### STATED GOAL
How many lines in the listing below include the word "Colloredo"? Answer with the number and nothing else.

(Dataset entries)
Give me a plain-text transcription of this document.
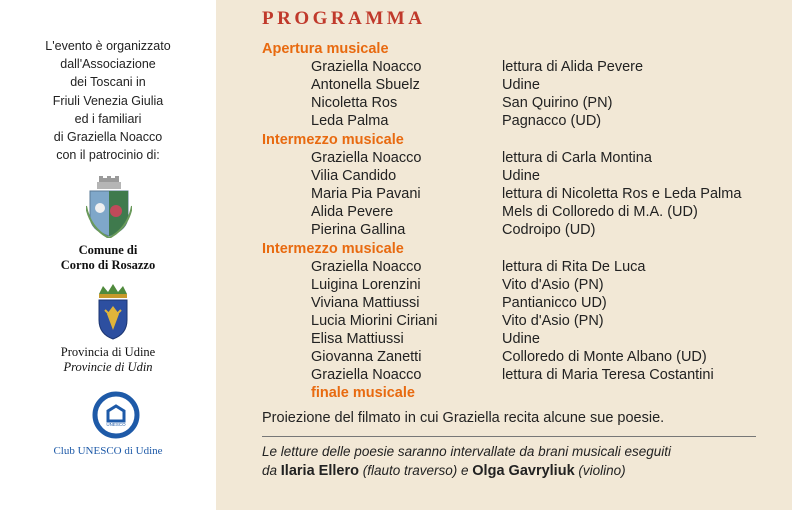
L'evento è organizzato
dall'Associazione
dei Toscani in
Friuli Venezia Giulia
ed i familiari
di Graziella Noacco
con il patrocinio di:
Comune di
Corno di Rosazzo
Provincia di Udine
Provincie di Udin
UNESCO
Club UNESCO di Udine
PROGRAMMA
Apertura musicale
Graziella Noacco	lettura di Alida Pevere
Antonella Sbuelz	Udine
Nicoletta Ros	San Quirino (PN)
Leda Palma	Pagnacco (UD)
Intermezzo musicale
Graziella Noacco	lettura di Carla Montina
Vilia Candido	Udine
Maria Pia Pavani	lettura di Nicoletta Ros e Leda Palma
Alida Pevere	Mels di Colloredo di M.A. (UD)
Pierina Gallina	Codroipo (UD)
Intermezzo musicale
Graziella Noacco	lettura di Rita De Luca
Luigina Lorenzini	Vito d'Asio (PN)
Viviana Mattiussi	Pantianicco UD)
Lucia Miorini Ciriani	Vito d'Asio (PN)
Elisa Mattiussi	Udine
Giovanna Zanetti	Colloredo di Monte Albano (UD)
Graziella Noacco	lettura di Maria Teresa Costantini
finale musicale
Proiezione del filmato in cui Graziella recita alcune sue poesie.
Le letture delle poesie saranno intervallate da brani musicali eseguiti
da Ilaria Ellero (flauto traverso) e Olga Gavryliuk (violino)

### PROBLEM SOLUTION
2